Task requirements:
Gather every line from the entries below that includes "start".

Task inputs:
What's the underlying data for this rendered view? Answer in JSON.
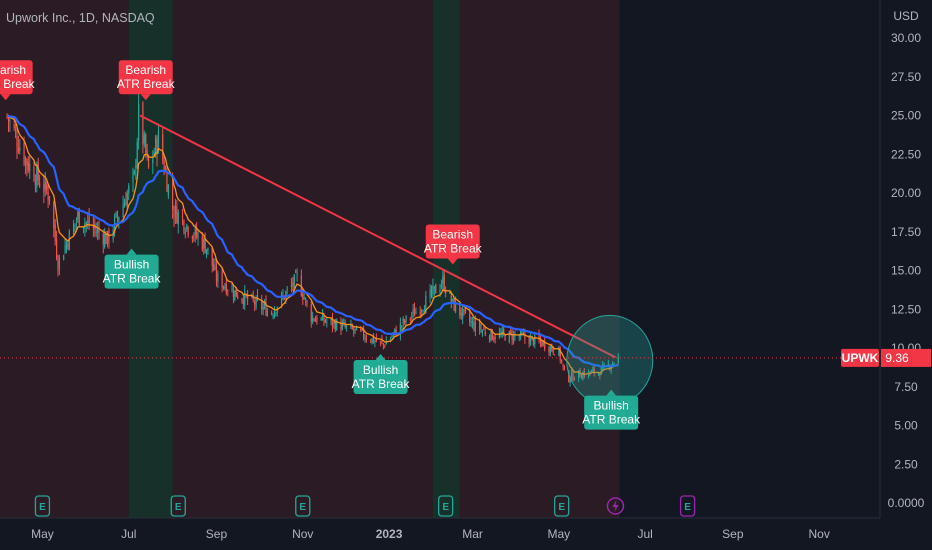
{
  "title": "Upwork Inc., 1D, NASDAQ",
  "currency": "USD",
  "colors": {
    "background": "#131722",
    "bearish_zone": "#2a1b24",
    "bullish_zone": "#17302a",
    "up_candle": "#26a69a",
    "down_candle": "#ef5350",
    "ema_slow": "#2962ff",
    "ema_fast": "#f7931a",
    "trendline": "#f23645",
    "circle": "#26a69a",
    "bearish_label": "#f23645",
    "bullish_label": "#22ab94",
    "price_tag": "#f23645"
  },
  "price_tag": {
    "symbol": "UPWK",
    "value": "9.36"
  },
  "earnings_marker": "E",
  "chart_data": {
    "type": "candlestick",
    "ylim": [
      0,
      31.5
    ],
    "y_ticks": [
      "0.0000",
      "2.50",
      "5.00",
      "7.50",
      "10.00",
      "12.50",
      "15.00",
      "17.50",
      "20.00",
      "22.50",
      "25.00",
      "27.50",
      "30.00"
    ],
    "x_ticks": [
      "May",
      "Jul",
      "Sep",
      "Nov",
      "2023",
      "Mar",
      "May",
      "Jul",
      "Sep",
      "Nov"
    ],
    "x_ticks_bold": [
      "2023"
    ],
    "price_key_points": [
      [
        "2022-04-06",
        25.0
      ],
      [
        "2022-04-20",
        22.0
      ],
      [
        "2022-05-06",
        19.8
      ],
      [
        "2022-05-12",
        15.5
      ],
      [
        "2022-05-26",
        18.5
      ],
      [
        "2022-06-16",
        17.0
      ],
      [
        "2022-06-28",
        19.5
      ],
      [
        "2022-07-05",
        21.0
      ],
      [
        "2022-07-08",
        25.0
      ],
      [
        "2022-07-15",
        21.5
      ],
      [
        "2022-07-22",
        23.5
      ],
      [
        "2022-08-01",
        19.0
      ],
      [
        "2022-08-15",
        17.5
      ],
      [
        "2022-08-25",
        16.5
      ],
      [
        "2022-09-01",
        14.5
      ],
      [
        "2022-09-15",
        13.5
      ],
      [
        "2022-09-30",
        12.8
      ],
      [
        "2022-10-10",
        12.3
      ],
      [
        "2022-10-20",
        13.5
      ],
      [
        "2022-10-28",
        14.5
      ],
      [
        "2022-11-07",
        12.0
      ],
      [
        "2022-11-25",
        11.5
      ],
      [
        "2022-12-10",
        11.0
      ],
      [
        "2022-12-28",
        10.2
      ],
      [
        "2023-01-10",
        11.5
      ],
      [
        "2023-01-25",
        12.8
      ],
      [
        "2023-02-08",
        14.3
      ],
      [
        "2023-02-15",
        12.8
      ],
      [
        "2023-03-01",
        11.5
      ],
      [
        "2023-03-15",
        10.8
      ],
      [
        "2023-04-01",
        10.8
      ],
      [
        "2023-04-20",
        10.3
      ],
      [
        "2023-05-01",
        9.7
      ],
      [
        "2023-05-06",
        8.0
      ],
      [
        "2023-05-15",
        8.3
      ],
      [
        "2023-05-31",
        8.5
      ],
      [
        "2023-06-12",
        9.36
      ]
    ],
    "zones": [
      {
        "type": "bearish",
        "start": "2022-04-01",
        "end": "2022-07-01"
      },
      {
        "type": "bullish",
        "start": "2022-07-01",
        "end": "2022-08-01"
      },
      {
        "type": "bearish",
        "start": "2022-08-01",
        "end": "2023-02-01"
      },
      {
        "type": "bullish",
        "start": "2023-02-01",
        "end": "2023-02-20"
      },
      {
        "type": "bearish",
        "start": "2023-02-20",
        "end": "2023-06-13"
      }
    ],
    "trendline": {
      "from": [
        "2022-07-09",
        25.0
      ],
      "to": [
        "2023-06-10",
        9.4
      ]
    },
    "highlight_circle": {
      "center": [
        "2023-06-06",
        9.2
      ]
    },
    "labels": [
      {
        "kind": "bearish",
        "lines": [
          "Bearish",
          "ATR Break"
        ],
        "date": "2022-04-05",
        "y": 25.6
      },
      {
        "kind": "bearish",
        "lines": [
          "Bearish",
          "ATR Break"
        ],
        "date": "2022-07-13",
        "y": 25.6
      },
      {
        "kind": "bullish",
        "lines": [
          "Bullish",
          "ATR Break"
        ],
        "date": "2022-07-03",
        "y": 16.8
      },
      {
        "kind": "bearish",
        "lines": [
          "Bearish",
          "ATR Break"
        ],
        "date": "2023-02-15",
        "y": 15.0
      },
      {
        "kind": "bullish",
        "lines": [
          "Bullish",
          "ATR Break"
        ],
        "date": "2022-12-26",
        "y": 10.0
      },
      {
        "kind": "bullish",
        "lines": [
          "Bullish",
          "ATR Break"
        ],
        "date": "2023-06-07",
        "y": 7.7
      }
    ],
    "earnings": [
      {
        "date": "2022-05-01",
        "future": false
      },
      {
        "date": "2022-08-05",
        "future": false
      },
      {
        "date": "2022-11-01",
        "future": false
      },
      {
        "date": "2023-02-10",
        "future": false
      },
      {
        "date": "2023-05-03",
        "future": false
      },
      {
        "date": "2023-06-10",
        "dividend": true
      },
      {
        "date": "2023-07-31",
        "future": true
      }
    ]
  }
}
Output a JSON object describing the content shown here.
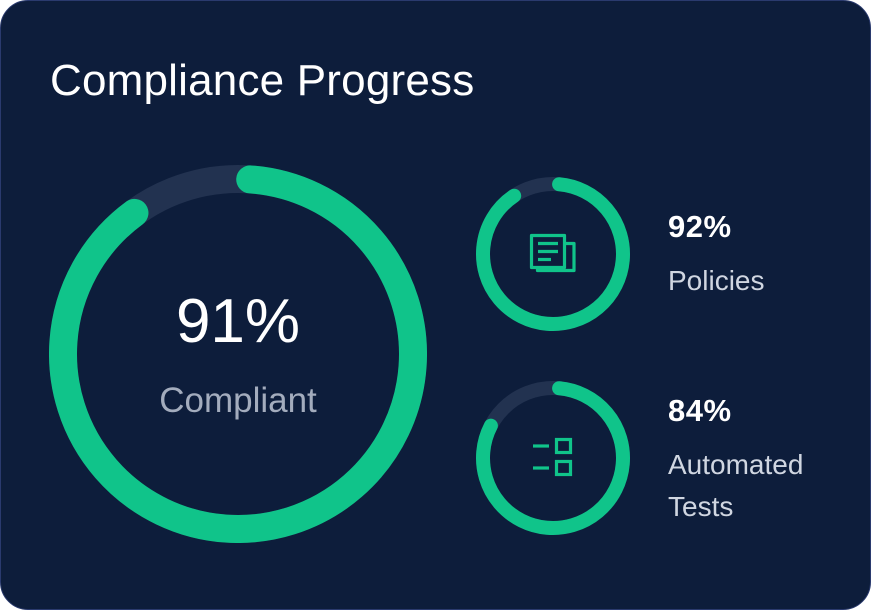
{
  "card": {
    "title": "Compliance Progress"
  },
  "colors": {
    "background": "#0d1d3b",
    "accent": "#10c48a",
    "track": "#223250",
    "muted_text": "#a3acbd"
  },
  "overall": {
    "value_label": "91%",
    "fraction": 0.91,
    "label": "Compliant"
  },
  "metrics": [
    {
      "value_label": "92%",
      "fraction": 0.92,
      "label": "Policies",
      "icon": "document-icon"
    },
    {
      "value_label": "84%",
      "fraction": 0.84,
      "label": "Automated Tests",
      "icon": "checklist-icon"
    }
  ]
}
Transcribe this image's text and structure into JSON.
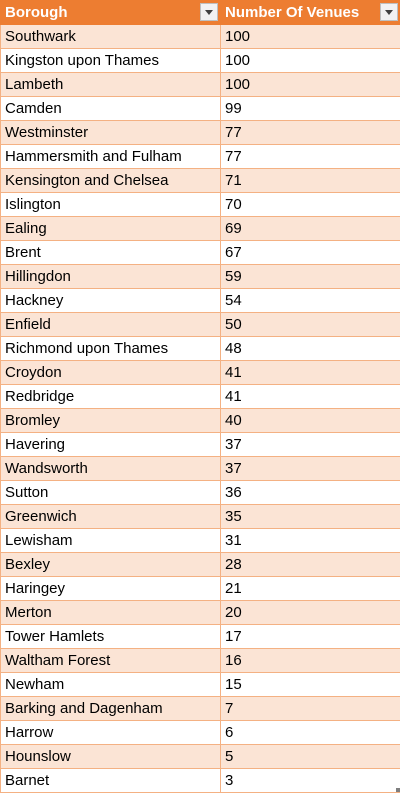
{
  "headers": [
    "Borough",
    "Number Of Venues"
  ],
  "rows": [
    [
      "Southwark",
      "100"
    ],
    [
      "Kingston upon Thames",
      "100"
    ],
    [
      "Lambeth",
      "100"
    ],
    [
      "Camden",
      "99"
    ],
    [
      "Westminster",
      "77"
    ],
    [
      "Hammersmith and Fulham",
      "77"
    ],
    [
      "Kensington and Chelsea",
      "71"
    ],
    [
      "Islington",
      "70"
    ],
    [
      "Ealing",
      "69"
    ],
    [
      "Brent",
      "67"
    ],
    [
      "Hillingdon",
      "59"
    ],
    [
      "Hackney",
      "54"
    ],
    [
      "Enfield",
      "50"
    ],
    [
      "Richmond upon Thames",
      "48"
    ],
    [
      "Croydon",
      "41"
    ],
    [
      "Redbridge",
      "41"
    ],
    [
      "Bromley",
      "40"
    ],
    [
      "Havering",
      "37"
    ],
    [
      "Wandsworth",
      "37"
    ],
    [
      "Sutton",
      "36"
    ],
    [
      "Greenwich",
      "35"
    ],
    [
      "Lewisham",
      "31"
    ],
    [
      "Bexley",
      "28"
    ],
    [
      "Haringey",
      "21"
    ],
    [
      "Merton",
      "20"
    ],
    [
      "Tower Hamlets",
      "17"
    ],
    [
      "Waltham Forest",
      "16"
    ],
    [
      "Newham",
      "15"
    ],
    [
      "Barking and Dagenham",
      "7"
    ],
    [
      "Harrow",
      "6"
    ],
    [
      "Hounslow",
      "5"
    ],
    [
      "Barnet",
      "3"
    ]
  ],
  "colors": {
    "header_bg": "#ed7d31",
    "band_odd": "#fbe4d5",
    "band_even": "#ffffff",
    "border": "#f4b183"
  }
}
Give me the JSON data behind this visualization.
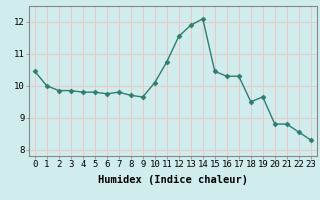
{
  "x": [
    0,
    1,
    2,
    3,
    4,
    5,
    6,
    7,
    8,
    9,
    10,
    11,
    12,
    13,
    14,
    15,
    16,
    17,
    18,
    19,
    20,
    21,
    22,
    23
  ],
  "y": [
    10.45,
    10.0,
    9.85,
    9.85,
    9.8,
    9.8,
    9.75,
    9.8,
    9.7,
    9.65,
    10.1,
    10.75,
    11.55,
    11.9,
    12.1,
    10.45,
    10.3,
    10.3,
    9.5,
    9.65,
    8.8,
    8.8,
    8.55,
    8.3
  ],
  "line_color": "#2e7d6e",
  "marker": "D",
  "marker_size": 2.5,
  "bg_color": "#d0ecec",
  "grid_color": "#e8c8c8",
  "xlabel": "Humidex (Indice chaleur)",
  "xlim": [
    -0.5,
    23.5
  ],
  "ylim": [
    7.8,
    12.5
  ],
  "yticks": [
    8,
    9,
    10,
    11,
    12
  ],
  "xticks": [
    0,
    1,
    2,
    3,
    4,
    5,
    6,
    7,
    8,
    9,
    10,
    11,
    12,
    13,
    14,
    15,
    16,
    17,
    18,
    19,
    20,
    21,
    22,
    23
  ],
  "tick_fontsize": 6.5,
  "label_fontsize": 7.5,
  "spine_color": "#888888"
}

Solution to this problem:
        "start": "2022-04-01",
        "start": "2022-07-01",
        "start": "2022-08-01",
        "start": "2023-02-01",
        "start": "2023-02-20",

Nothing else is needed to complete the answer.